**Task instructions**
In the entries, find all lines that hold the word "screen" and copy them.

**Information supplied**
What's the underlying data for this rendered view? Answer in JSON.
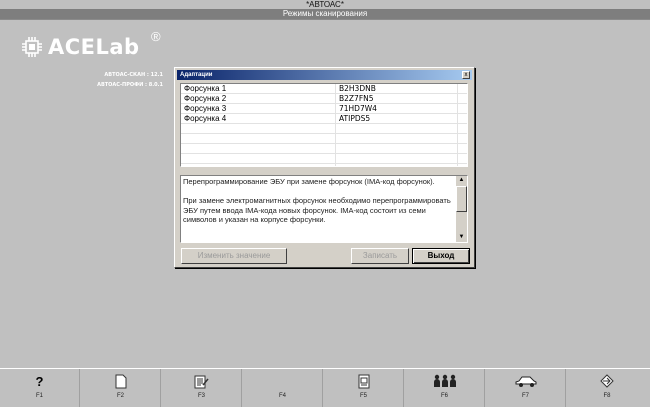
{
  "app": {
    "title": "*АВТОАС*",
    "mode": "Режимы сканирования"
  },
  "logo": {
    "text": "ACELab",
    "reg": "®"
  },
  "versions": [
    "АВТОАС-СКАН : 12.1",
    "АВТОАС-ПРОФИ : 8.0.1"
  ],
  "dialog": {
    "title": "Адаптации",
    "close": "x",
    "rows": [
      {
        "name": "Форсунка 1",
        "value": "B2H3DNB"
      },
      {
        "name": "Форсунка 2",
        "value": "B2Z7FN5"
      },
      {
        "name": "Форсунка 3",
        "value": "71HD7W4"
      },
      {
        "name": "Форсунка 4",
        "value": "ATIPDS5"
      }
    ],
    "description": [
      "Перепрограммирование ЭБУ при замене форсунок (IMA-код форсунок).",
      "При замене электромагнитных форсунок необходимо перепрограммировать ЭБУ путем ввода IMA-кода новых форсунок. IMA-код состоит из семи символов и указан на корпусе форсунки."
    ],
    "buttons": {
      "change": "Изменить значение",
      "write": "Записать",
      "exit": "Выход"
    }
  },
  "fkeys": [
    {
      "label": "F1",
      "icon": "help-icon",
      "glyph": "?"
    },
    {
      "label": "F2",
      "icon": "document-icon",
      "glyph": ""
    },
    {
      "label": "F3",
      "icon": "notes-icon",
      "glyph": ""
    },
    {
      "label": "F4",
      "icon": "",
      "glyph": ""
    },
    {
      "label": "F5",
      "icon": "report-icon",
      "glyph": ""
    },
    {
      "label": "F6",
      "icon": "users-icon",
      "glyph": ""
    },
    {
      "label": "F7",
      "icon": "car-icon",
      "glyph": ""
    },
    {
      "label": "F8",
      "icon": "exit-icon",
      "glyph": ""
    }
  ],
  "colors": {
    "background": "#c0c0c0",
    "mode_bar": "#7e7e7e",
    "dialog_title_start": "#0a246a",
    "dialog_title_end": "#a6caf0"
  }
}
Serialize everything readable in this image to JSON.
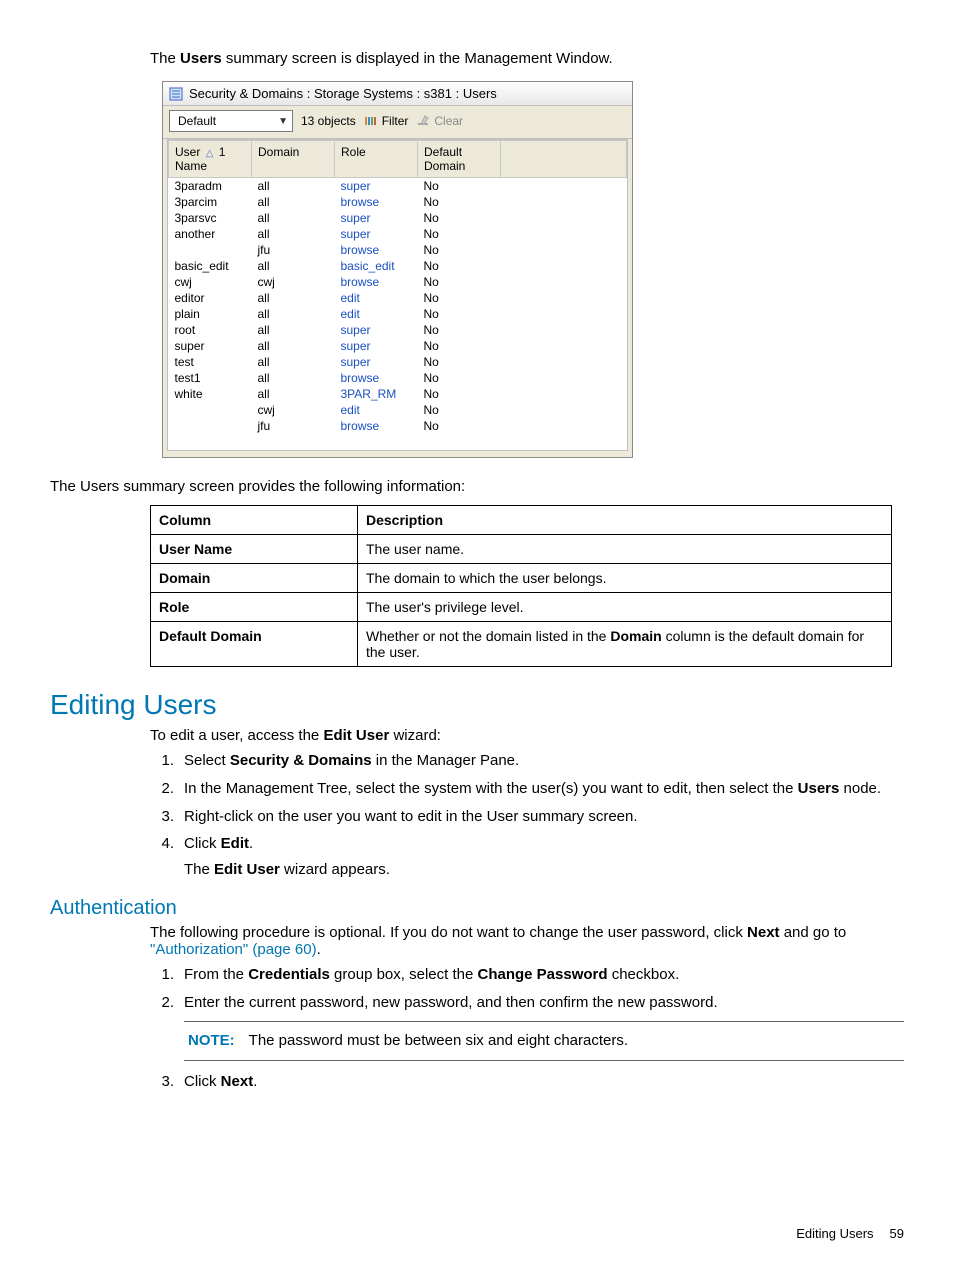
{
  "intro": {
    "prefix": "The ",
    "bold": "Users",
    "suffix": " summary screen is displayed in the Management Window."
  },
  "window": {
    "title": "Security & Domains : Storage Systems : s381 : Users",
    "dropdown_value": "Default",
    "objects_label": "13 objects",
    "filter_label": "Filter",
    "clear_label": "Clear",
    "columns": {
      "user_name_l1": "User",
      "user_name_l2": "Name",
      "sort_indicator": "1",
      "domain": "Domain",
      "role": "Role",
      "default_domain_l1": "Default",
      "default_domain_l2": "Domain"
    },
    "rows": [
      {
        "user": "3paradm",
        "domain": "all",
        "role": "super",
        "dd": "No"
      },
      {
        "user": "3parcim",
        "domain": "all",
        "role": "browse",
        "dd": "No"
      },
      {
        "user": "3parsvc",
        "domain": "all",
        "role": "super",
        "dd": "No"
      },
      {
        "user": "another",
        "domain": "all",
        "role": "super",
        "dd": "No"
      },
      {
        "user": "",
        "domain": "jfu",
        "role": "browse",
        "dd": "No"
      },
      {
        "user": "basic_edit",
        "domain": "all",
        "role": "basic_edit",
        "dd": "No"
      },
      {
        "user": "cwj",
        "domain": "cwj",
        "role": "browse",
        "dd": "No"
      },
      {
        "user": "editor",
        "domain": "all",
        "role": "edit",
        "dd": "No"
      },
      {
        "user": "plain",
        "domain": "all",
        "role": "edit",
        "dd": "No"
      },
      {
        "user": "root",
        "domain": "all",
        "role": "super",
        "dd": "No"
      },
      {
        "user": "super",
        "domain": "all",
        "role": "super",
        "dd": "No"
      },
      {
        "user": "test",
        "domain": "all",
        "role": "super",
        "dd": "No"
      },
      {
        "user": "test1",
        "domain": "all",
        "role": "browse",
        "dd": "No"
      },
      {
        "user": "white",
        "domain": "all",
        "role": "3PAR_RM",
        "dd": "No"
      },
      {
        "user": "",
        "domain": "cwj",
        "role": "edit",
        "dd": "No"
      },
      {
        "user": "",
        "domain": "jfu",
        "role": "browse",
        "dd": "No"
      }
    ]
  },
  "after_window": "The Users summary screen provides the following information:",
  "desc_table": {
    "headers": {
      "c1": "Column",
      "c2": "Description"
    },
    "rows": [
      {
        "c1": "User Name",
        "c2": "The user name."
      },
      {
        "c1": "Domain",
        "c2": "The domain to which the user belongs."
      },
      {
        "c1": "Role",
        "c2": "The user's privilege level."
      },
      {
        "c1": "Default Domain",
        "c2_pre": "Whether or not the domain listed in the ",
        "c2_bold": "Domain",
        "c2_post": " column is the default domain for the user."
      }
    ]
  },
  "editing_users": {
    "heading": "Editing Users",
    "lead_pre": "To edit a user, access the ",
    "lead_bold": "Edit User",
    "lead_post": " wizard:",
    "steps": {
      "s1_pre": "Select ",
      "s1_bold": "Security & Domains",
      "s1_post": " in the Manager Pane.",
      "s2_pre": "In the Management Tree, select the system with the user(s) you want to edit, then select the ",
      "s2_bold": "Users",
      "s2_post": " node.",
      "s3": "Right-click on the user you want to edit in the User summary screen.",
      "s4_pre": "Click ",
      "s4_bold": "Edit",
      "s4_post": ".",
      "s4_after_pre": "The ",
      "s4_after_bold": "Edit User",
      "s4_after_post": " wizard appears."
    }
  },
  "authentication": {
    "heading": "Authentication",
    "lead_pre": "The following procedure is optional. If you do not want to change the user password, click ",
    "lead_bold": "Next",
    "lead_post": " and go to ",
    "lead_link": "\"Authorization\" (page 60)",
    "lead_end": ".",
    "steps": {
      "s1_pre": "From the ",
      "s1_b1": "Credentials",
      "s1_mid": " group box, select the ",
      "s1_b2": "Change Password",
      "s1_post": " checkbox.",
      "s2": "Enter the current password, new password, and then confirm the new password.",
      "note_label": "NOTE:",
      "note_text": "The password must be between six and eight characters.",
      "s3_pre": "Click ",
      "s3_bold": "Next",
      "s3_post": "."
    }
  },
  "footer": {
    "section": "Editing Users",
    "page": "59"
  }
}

**Response**
    "suffix": " summary screen is displayed in the Management Window."
  "after_window": "The Users summary screen provides the following information:",
      "s3": "Right-click on the user you want to edit in the User summary screen.",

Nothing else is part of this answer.